Figure contents as structured data
================

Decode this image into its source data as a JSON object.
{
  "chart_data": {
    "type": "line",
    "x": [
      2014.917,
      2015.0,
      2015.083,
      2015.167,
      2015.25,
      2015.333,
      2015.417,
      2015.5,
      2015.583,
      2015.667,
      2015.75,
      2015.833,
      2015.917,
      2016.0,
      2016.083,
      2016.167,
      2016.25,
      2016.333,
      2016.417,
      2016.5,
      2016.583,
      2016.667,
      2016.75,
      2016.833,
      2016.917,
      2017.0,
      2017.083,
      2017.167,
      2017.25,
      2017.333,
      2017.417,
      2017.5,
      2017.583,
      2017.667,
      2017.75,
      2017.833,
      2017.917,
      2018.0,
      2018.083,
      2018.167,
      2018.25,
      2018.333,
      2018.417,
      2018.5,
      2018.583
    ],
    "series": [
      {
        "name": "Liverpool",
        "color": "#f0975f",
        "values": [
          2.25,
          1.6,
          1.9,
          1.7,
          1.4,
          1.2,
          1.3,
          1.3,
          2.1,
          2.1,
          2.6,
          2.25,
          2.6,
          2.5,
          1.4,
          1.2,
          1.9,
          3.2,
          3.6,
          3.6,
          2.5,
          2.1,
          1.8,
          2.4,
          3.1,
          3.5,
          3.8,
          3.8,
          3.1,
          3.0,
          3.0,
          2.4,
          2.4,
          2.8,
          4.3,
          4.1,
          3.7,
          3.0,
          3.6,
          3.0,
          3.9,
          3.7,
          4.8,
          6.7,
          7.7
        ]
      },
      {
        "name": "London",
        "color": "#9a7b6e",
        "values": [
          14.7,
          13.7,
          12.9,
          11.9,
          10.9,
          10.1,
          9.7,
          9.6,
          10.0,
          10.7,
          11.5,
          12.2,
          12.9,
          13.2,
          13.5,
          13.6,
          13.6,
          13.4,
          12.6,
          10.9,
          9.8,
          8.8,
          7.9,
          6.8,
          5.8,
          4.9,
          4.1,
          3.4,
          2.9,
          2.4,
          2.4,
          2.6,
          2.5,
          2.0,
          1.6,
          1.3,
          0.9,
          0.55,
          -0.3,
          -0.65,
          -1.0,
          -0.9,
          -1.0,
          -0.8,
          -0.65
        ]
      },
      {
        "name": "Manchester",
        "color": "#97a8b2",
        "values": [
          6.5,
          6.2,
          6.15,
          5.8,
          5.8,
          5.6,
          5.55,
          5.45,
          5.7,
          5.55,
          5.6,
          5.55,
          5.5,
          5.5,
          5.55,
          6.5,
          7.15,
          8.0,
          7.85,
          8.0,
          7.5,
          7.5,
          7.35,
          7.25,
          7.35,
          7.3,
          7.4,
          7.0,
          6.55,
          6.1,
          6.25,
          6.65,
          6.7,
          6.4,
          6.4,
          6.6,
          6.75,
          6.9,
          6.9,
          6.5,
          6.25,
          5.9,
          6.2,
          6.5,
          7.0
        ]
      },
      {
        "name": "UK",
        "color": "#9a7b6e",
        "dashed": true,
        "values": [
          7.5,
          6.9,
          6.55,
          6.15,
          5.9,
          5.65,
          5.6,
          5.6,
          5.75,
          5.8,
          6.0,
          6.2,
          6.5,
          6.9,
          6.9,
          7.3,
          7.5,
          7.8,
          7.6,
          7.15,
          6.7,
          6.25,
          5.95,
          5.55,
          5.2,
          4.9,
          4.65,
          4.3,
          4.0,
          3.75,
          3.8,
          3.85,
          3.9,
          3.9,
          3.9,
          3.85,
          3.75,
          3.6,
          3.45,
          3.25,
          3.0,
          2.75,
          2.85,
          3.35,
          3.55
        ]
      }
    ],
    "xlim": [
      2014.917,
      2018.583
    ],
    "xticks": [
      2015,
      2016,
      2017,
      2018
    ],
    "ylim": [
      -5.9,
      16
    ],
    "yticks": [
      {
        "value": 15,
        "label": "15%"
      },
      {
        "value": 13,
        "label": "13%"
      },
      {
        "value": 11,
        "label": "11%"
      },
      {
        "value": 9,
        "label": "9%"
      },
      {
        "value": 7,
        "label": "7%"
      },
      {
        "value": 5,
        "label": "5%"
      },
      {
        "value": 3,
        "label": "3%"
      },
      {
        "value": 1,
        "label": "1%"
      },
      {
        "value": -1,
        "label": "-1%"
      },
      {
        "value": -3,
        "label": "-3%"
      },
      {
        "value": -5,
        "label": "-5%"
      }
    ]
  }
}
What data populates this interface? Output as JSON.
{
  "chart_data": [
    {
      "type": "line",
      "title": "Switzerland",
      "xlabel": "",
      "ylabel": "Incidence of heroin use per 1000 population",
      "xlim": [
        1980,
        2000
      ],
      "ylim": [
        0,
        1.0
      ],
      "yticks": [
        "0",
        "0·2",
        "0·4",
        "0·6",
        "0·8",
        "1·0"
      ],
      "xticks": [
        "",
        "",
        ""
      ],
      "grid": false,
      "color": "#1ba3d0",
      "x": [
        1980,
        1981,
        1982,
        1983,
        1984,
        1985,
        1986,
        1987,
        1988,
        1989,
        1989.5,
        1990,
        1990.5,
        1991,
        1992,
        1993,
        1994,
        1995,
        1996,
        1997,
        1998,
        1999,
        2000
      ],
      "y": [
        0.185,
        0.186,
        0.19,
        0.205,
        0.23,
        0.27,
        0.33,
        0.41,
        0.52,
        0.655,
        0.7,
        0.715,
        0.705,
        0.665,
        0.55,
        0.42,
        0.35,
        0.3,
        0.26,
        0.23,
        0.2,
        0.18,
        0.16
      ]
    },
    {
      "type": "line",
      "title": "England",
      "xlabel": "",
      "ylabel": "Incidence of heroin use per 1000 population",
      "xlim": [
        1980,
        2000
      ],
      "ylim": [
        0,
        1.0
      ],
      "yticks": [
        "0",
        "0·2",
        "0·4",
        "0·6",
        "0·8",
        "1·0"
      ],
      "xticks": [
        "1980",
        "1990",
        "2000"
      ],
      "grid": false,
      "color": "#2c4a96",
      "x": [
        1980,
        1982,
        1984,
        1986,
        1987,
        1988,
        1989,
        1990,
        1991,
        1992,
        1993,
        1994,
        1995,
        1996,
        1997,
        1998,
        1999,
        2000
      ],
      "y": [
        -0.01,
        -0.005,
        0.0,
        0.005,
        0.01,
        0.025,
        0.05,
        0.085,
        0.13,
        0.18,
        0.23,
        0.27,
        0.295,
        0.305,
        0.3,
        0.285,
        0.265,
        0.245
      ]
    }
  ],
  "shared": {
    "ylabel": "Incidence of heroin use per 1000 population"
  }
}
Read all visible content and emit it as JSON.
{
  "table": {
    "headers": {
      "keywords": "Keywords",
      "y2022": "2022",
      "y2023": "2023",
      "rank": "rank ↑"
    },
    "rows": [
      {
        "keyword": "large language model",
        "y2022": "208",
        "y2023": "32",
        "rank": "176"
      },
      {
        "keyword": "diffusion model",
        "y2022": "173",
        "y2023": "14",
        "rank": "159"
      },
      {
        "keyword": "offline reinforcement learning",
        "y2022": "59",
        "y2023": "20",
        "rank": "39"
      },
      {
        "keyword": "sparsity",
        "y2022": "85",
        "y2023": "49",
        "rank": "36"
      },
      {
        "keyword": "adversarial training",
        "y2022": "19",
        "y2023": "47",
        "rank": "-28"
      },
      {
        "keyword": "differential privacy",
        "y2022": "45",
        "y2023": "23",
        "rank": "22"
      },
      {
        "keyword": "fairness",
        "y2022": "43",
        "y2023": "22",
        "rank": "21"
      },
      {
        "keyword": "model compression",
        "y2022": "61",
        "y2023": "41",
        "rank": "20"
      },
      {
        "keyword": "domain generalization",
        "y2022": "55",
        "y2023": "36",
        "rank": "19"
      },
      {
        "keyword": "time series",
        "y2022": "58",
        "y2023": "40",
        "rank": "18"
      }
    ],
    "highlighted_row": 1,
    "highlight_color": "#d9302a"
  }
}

================

DESCRIPTION OF THE TASK: Count up every line above that has the word "model" in it; answer with the number alone.

THE OUTPUT: 3